==== EXERCISE DATA

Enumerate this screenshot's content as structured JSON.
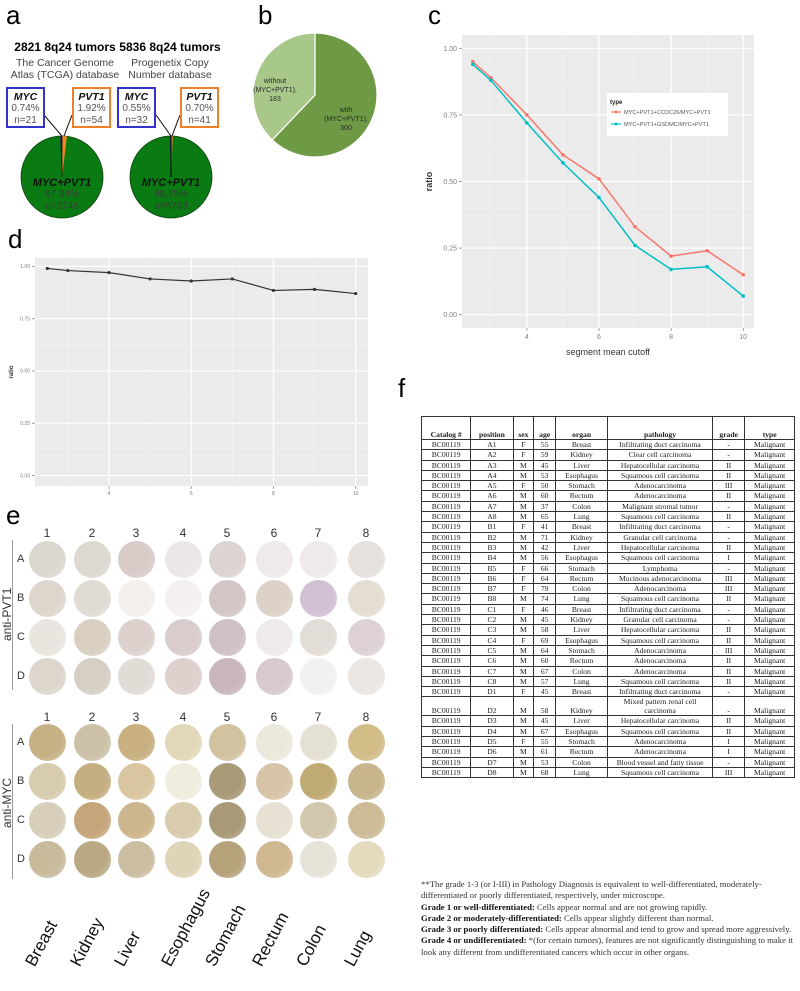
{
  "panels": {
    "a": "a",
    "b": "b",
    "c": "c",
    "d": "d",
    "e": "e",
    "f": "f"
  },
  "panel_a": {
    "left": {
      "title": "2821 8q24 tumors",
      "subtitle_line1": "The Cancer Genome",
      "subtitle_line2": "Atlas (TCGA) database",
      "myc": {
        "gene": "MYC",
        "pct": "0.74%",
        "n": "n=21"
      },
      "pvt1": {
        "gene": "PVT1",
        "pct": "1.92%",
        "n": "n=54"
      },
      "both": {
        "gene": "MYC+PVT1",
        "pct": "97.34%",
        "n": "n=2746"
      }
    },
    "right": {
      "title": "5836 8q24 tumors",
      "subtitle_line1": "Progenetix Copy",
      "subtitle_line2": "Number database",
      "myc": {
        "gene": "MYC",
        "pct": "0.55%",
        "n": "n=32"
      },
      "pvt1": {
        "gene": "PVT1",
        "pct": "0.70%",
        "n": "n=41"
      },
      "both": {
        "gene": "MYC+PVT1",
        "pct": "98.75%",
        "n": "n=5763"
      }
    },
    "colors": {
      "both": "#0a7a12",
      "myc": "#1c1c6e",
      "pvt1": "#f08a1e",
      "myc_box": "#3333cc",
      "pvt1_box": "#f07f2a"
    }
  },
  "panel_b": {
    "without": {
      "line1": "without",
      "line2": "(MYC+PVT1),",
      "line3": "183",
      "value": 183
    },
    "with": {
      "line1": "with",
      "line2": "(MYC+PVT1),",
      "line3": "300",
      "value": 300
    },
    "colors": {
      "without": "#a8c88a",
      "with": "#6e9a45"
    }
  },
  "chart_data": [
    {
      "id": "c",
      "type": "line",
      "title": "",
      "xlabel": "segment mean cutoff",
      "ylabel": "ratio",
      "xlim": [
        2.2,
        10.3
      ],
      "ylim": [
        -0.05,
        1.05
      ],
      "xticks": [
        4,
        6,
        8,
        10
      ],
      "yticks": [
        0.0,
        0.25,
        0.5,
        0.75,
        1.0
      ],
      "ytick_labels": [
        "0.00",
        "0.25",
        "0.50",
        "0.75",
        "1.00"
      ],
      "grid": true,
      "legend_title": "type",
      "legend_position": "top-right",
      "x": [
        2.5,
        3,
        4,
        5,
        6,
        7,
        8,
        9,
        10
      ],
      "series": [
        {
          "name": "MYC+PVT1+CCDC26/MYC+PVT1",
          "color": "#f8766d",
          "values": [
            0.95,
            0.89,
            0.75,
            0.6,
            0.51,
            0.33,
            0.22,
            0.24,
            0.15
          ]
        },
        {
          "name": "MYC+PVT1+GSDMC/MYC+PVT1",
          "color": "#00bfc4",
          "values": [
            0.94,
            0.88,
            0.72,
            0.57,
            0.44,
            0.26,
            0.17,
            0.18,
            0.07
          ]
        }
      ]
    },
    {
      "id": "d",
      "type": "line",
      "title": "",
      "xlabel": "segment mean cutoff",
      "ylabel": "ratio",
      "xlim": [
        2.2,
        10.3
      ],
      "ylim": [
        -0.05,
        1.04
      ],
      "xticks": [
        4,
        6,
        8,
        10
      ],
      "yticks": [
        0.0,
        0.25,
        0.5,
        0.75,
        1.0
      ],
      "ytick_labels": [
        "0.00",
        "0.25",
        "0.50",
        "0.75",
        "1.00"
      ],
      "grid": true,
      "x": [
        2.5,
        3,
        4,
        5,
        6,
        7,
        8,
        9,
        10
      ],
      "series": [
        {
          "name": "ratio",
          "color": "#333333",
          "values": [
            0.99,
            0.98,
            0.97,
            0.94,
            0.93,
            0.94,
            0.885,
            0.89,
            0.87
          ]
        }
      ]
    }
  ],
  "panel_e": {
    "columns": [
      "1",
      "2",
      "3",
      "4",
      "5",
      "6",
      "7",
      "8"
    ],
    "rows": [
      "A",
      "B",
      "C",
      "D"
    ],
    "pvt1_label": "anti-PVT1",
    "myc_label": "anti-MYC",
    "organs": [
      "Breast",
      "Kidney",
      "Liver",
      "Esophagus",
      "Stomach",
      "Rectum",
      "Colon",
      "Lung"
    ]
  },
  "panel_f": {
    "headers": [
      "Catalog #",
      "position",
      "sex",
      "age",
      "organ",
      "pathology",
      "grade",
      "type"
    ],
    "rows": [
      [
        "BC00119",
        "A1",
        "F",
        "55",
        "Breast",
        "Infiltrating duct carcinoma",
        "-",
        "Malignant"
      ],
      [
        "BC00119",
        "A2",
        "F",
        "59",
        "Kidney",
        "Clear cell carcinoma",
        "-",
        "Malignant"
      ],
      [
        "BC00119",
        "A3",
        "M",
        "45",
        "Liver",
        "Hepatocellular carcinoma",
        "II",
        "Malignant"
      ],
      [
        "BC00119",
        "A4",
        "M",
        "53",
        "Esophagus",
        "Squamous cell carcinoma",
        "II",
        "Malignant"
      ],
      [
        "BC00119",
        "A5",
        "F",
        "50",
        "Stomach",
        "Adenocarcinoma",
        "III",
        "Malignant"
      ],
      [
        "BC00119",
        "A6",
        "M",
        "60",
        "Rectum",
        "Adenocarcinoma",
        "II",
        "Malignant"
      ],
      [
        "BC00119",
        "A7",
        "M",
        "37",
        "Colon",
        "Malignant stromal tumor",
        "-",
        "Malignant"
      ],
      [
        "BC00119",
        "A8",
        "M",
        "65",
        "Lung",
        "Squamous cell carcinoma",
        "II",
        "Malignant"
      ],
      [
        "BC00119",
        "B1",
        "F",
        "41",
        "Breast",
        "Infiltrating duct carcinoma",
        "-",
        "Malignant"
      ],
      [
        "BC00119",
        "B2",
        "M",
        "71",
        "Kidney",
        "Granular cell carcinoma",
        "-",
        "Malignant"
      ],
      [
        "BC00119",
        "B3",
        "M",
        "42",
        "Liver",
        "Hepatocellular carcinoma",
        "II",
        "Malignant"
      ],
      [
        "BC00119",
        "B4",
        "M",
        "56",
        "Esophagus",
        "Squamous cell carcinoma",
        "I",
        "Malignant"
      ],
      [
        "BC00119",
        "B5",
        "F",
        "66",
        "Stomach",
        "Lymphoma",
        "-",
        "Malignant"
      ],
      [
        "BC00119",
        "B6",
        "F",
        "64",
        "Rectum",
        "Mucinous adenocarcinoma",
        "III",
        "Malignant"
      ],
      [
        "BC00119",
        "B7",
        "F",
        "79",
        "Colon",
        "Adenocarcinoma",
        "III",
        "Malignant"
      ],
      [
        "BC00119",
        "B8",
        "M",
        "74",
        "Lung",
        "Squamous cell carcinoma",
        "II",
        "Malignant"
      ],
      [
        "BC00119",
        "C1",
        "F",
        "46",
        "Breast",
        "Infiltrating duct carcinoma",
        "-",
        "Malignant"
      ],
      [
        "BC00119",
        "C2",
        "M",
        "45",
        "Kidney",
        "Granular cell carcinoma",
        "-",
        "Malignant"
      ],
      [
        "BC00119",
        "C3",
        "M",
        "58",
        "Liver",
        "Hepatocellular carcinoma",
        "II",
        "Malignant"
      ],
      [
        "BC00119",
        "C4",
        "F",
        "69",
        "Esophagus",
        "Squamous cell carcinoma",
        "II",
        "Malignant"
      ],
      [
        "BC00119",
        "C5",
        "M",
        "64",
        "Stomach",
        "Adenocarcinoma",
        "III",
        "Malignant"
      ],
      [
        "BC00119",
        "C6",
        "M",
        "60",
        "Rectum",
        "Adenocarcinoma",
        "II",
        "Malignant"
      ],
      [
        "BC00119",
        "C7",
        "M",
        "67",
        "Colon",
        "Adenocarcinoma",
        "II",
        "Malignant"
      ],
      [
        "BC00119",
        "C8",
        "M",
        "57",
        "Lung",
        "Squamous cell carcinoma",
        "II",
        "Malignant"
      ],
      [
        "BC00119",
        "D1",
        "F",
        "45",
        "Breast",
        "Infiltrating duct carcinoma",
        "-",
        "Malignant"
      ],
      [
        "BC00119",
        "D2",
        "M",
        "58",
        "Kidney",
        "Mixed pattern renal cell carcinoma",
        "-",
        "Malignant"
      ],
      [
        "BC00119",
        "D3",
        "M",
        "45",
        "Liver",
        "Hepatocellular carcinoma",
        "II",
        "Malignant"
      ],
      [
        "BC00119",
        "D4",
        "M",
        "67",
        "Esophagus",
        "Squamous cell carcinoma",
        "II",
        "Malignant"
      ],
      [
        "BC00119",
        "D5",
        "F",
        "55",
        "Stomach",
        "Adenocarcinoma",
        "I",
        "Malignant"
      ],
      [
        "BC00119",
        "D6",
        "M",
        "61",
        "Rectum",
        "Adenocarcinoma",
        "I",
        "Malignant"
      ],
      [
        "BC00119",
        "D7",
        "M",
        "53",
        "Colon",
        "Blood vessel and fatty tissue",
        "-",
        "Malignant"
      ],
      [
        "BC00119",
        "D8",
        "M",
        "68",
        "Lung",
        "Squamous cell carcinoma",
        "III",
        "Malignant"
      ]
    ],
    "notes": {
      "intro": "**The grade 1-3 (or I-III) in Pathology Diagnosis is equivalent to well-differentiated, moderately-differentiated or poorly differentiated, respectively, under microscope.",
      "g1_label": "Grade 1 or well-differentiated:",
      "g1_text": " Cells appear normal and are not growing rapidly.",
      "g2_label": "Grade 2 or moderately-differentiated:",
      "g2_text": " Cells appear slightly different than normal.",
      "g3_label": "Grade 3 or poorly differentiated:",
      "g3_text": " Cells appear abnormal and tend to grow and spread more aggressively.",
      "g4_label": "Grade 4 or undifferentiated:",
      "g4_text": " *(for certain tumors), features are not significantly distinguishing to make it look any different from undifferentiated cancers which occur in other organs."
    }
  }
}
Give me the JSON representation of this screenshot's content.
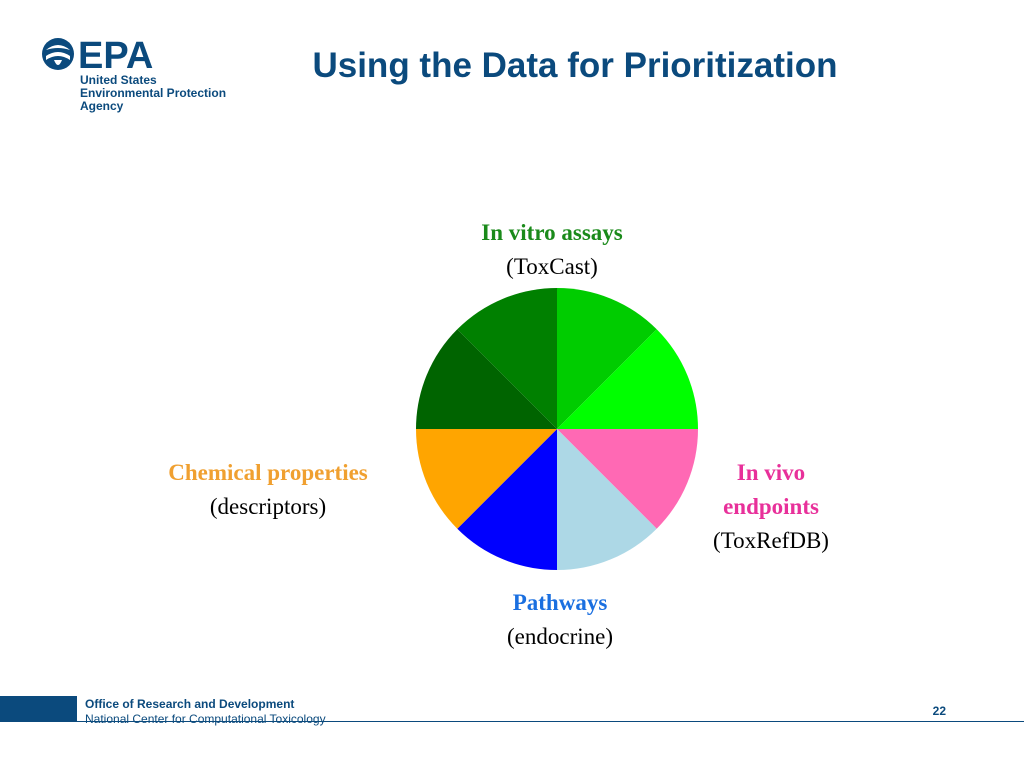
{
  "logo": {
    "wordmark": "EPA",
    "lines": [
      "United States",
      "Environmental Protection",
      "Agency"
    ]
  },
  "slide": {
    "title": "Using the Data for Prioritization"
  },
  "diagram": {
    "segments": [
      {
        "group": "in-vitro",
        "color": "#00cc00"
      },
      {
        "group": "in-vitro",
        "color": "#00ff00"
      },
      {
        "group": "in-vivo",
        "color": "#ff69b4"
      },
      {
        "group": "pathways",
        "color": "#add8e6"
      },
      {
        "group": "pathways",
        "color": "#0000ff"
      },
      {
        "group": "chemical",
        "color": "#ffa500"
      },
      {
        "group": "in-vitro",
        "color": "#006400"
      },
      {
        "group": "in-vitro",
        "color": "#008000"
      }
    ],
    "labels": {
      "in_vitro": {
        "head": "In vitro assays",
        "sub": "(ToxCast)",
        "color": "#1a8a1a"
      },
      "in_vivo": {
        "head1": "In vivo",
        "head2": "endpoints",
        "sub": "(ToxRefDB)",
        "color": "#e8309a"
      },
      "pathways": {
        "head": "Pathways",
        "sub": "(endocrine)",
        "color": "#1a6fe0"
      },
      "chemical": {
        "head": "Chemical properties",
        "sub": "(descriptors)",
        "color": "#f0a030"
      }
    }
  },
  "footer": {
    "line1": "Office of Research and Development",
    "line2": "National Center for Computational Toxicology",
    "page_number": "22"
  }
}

========

Lines with "JSON": return each one from the data above.

* OUTPUT FOR THIS TASK *
Enumerate this screenshot's content as structured JSON.
Give me the JSON representation of this screenshot's content.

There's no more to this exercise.